■ **Stated problem**:
Your task is to transcribe all of the records exactly and leave out the pictures.

■ **Records for the task**:
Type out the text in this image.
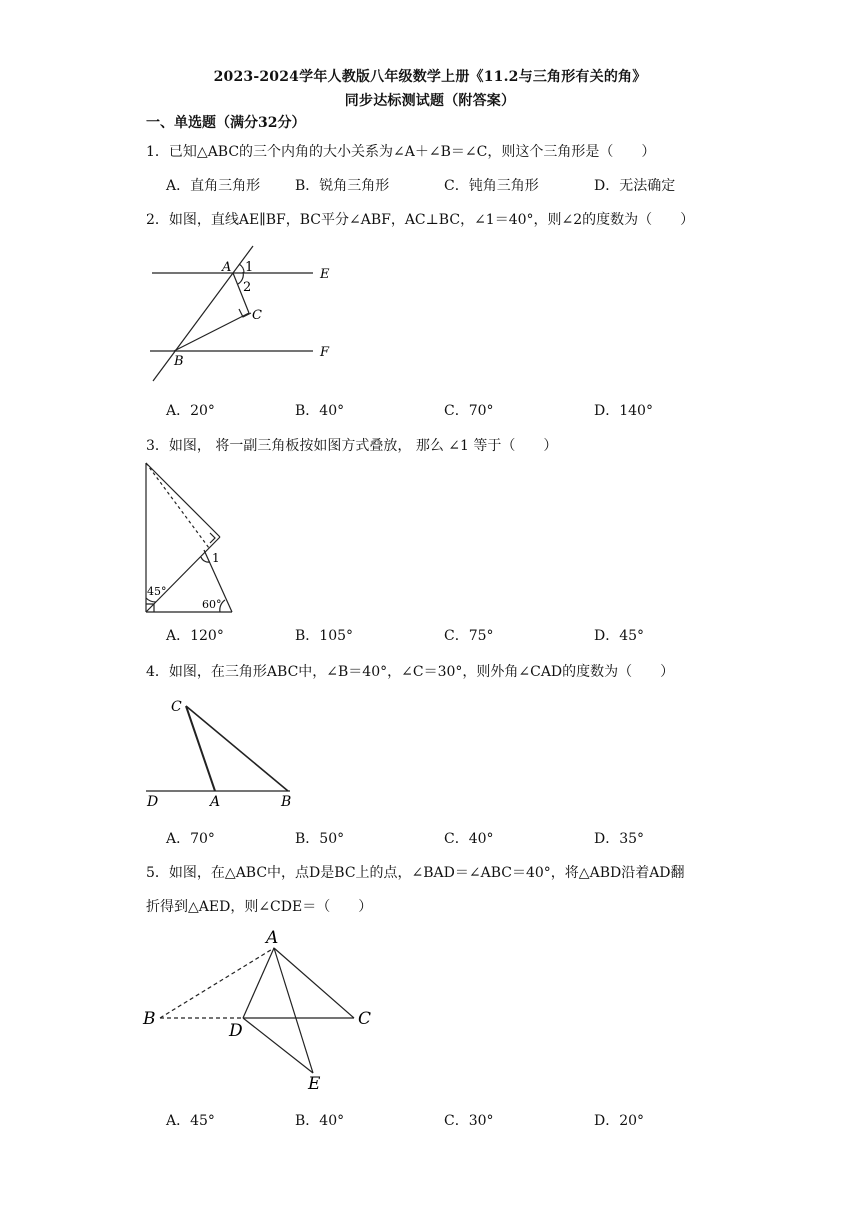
2023-2024学年人教版八年级数学上册《11.2与三角形有关的角》
同步达标测试题（附答案）
一、单选题（满分32分）
1．已知△ABC的三个内角的大小关系为∠A＋∠B＝∠C，则这个三角形是（　　）
A．直角三角形 B．锐角三角形	C．钝角三角形	D．无法确定
2．如图，直线AE∥BF，BC平分∠ABF，AC⊥BC，∠1＝40°，则∠2的度数为（　　）
A 1
2
E
C
F
B
1
45°
60°
C
D	A	B
A
B	C
D
E
A．20°	B．40°	C．70°	D．140°
3．如图， 将一副三角板按如图方式叠放， 那么 ∠1 等于（　　）
A．120°	B．105°	C．75°	D．45°
4．如图，在三角形ABC中，∠B＝40°，∠C＝30°，则外角∠CAD的度数为（　　）
A．70°	B．50°	C．40°	D．35°
5．如图，在△ABC中，点D是BC上的点，∠BAD＝∠ABC＝40°，将△ABD沿着AD翻
折得到△AED，则∠CDE＝（　　）
A．45°	B．40°	C．30°	D．20°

■ **Exercise answer**:
Type out the text in this image.
2023-2024学年人教版八年级数学上册《11.2与三角形有关的角》
同步达标测试题（附答案）
一、单选题（满分32分）
1．已知△ABC的三个内角的大小关系为∠A＋∠B＝∠C，则这个三角形是（　　）
A．直角三角形 B．锐角三角形	C．钝角三角形	D．无法确定
2．如图，直线AE∥BF，BC平分∠ABF，AC⊥BC，∠1＝40°，则∠2的度数为（　　）
A 1
2
E
C
F
B
1
45°
60°
C
D	A	B
A
B	C
D
E
A．20°	B．40°	C．70°	D．140°
3．如图， 将一副三角板按如图方式叠放， 那么 ∠1 等于（　　）
A．120°	B．105°	C．75°	D．45°
4．如图，在三角形ABC中，∠B＝40°，∠C＝30°，则外角∠CAD的度数为（　　）
A．70°	B．50°	C．40°	D．35°
5．如图，在△ABC中，点D是BC上的点，∠BAD＝∠ABC＝40°，将△ABD沿着AD翻
折得到△AED，则∠CDE＝（　　）
A．45°	B．40°	C．30°	D．20°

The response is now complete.